=== What you are asked to do ===
Write down every entry below once more, exactly.

**** Extracted data

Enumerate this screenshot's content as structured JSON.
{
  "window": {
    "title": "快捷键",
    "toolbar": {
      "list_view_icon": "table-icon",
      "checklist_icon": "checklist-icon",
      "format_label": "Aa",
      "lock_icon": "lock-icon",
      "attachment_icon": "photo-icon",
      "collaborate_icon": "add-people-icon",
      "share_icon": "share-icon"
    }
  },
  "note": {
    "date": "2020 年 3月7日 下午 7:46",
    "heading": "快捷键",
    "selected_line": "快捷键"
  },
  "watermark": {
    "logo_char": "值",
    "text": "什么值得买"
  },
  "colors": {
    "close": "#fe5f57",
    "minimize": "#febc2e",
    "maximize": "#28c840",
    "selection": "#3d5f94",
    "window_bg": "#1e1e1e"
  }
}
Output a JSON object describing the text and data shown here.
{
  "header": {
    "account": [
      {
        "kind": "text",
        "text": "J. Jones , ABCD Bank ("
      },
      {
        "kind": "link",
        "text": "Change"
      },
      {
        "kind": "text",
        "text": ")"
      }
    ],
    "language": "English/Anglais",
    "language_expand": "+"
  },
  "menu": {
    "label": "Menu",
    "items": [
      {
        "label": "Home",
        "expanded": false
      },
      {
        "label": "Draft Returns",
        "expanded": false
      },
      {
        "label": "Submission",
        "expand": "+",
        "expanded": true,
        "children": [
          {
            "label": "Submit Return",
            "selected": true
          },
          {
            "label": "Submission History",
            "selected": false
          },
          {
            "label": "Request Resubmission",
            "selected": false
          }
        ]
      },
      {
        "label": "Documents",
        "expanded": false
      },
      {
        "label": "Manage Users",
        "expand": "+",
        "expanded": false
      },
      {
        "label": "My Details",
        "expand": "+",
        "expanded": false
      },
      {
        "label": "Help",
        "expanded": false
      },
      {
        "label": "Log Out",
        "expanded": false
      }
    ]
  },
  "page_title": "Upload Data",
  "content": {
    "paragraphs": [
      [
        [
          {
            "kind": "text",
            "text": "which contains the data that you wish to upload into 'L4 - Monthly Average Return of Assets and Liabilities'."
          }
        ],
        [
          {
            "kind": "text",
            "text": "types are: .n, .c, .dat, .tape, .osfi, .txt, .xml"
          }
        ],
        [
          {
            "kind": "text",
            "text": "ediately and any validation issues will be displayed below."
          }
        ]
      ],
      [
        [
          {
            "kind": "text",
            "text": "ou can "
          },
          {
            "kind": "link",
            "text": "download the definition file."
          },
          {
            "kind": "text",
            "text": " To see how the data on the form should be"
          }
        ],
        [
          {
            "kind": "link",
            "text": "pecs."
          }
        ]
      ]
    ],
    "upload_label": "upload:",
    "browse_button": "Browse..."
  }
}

********

=== Full solution ===
Enumerate this screenshot's content as structured JSON.
{
  "window": {
    "title": "快捷键",
    "toolbar": {
      "list_view_icon": "table-icon",
      "checklist_icon": "checklist-icon",
      "format_label": "Aa",
      "lock_icon": "lock-icon",
      "attachment_icon": "photo-icon",
      "collaborate_icon": "add-people-icon",
      "share_icon": "share-icon"
    }
  },
  "note": {
    "date": "2020 年 3月7日 下午 7:46",
    "heading": "快捷键",
    "selected_line": "快捷键"
  },
  "watermark": {
    "logo_char": "值",
    "text": "什么值得买"
  },
  "colors": {
    "close": "#fe5f57",
    "minimize": "#febc2e",
    "maximize": "#28c840",
    "selection": "#3d5f94",
    "window_bg": "#1e1e1e"
  }
}
Output a JSON object describing the text and data shown here.
{
  "header": {
    "account": [
      {
        "kind": "text",
        "text": "J. Jones , ABCD Bank ("
      },
      {
        "kind": "link",
        "text": "Change"
      },
      {
        "kind": "text",
        "text": ")"
      }
    ],
    "language": "English/Anglais",
    "language_expand": "+"
  },
  "menu": {
    "label": "Menu",
    "items": [
      {
        "label": "Home",
        "expanded": false
      },
      {
        "label": "Draft Returns",
        "expanded": false
      },
      {
        "label": "Submission",
        "expand": "+",
        "expanded": true,
        "children": [
          {
            "label": "Submit Return",
            "selected": true
          },
          {
            "label": "Submission History",
            "selected": false
          },
          {
            "label": "Request Resubmission",
            "selected": false
          }
        ]
      },
      {
        "label": "Documents",
        "expanded": false
      },
      {
        "label": "Manage Users",
        "expand": "+",
        "expanded": false
      },
      {
        "label": "My Details",
        "expand": "+",
        "expanded": false
      },
      {
        "label": "Help",
        "expanded": false
      },
      {
        "label": "Log Out",
        "expanded": false
      }
    ]
  },
  "page_title": "Upload Data",
  "content": {
    "paragraphs": [
      [
        [
          {
            "kind": "text",
            "text": "which contains the data that you wish to upload into 'L4 - Monthly Average Return of Assets and Liabilities'."
          }
        ],
        [
          {
            "kind": "text",
            "text": "types are: .n, .c, .dat, .tape, .osfi, .txt, .xml"
          }
        ],
        [
          {
            "kind": "text",
            "text": "ediately and any validation issues will be displayed below."
          }
        ]
      ],
      [
        [
          {
            "kind": "text",
            "text": "ou can "
          },
          {
            "kind": "link",
            "text": "download the definition file."
          },
          {
            "kind": "text",
            "text": " To see how the data on the form should be"
          }
        ],
        [
          {
            "kind": "link",
            "text": "pecs."
          }
        ]
      ]
    ],
    "upload_label": "upload:",
    "browse_button": "Browse..."
  }
}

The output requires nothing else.